Given request => Where a line in the listing below contains the word "title", copy that line.

Excerpted records =>
----------
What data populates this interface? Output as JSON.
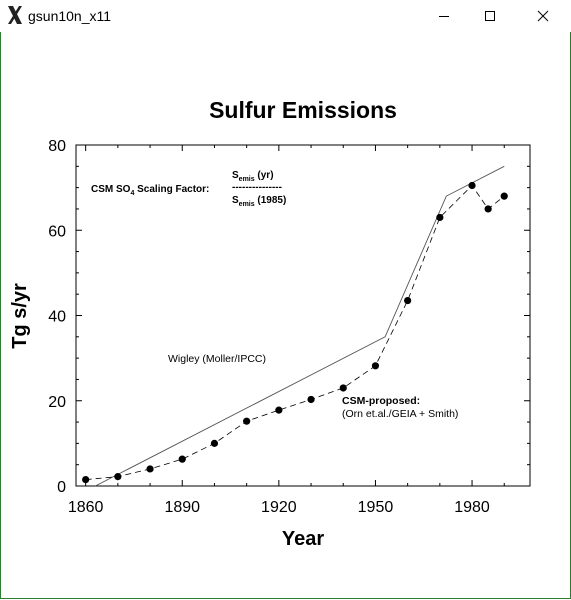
{
  "window": {
    "title": "gsun10n_x11",
    "icons": {
      "app": "x11-logo-icon",
      "minimize": "minimize-icon",
      "maximize": "maximize-icon",
      "close": "close-icon"
    }
  },
  "chart_data": {
    "type": "line",
    "title": "Sulfur Emissions",
    "xlabel": "Year",
    "ylabel": "Tg s/yr",
    "xlim": [
      1857,
      1998
    ],
    "ylim": [
      0,
      80
    ],
    "xticks": [
      1860,
      1890,
      1920,
      1950,
      1980
    ],
    "yticks": [
      0,
      20,
      40,
      60,
      80
    ],
    "grid": false,
    "annotations": {
      "scaling_label": "CSM SO",
      "scaling_sub": "4",
      "scaling_suffix": " Scaling Factor:",
      "num_main": "S",
      "num_sub": "emis",
      "num_tail": " (yr)",
      "dashes": "---------------",
      "den_main": "S",
      "den_sub": "emis",
      "den_tail": " (1985)"
    },
    "series": [
      {
        "name": "Wigley (Moller/IPCC)",
        "style": "solid",
        "color": "#555555",
        "x": [
          1863,
          1953,
          1972,
          1990
        ],
        "y": [
          0,
          35,
          68,
          75
        ]
      },
      {
        "name": "CSM-proposed:",
        "name2": "(Orn et.al./GEIA + Smith)",
        "style": "dashed-markers",
        "color": "#000000",
        "x": [
          1860,
          1870,
          1880,
          1890,
          1900,
          1910,
          1920,
          1930,
          1940,
          1950,
          1960,
          1970,
          1980,
          1985,
          1990
        ],
        "y": [
          1.5,
          2.2,
          4.0,
          6.3,
          10.0,
          15.2,
          17.8,
          20.3,
          23.0,
          28.2,
          43.5,
          63.0,
          70.5,
          65.0,
          68.0
        ]
      }
    ]
  }
}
----------
Solved exercise =>
    "title": "gsun10n_x11",
    "title": "Sulfur Emissions",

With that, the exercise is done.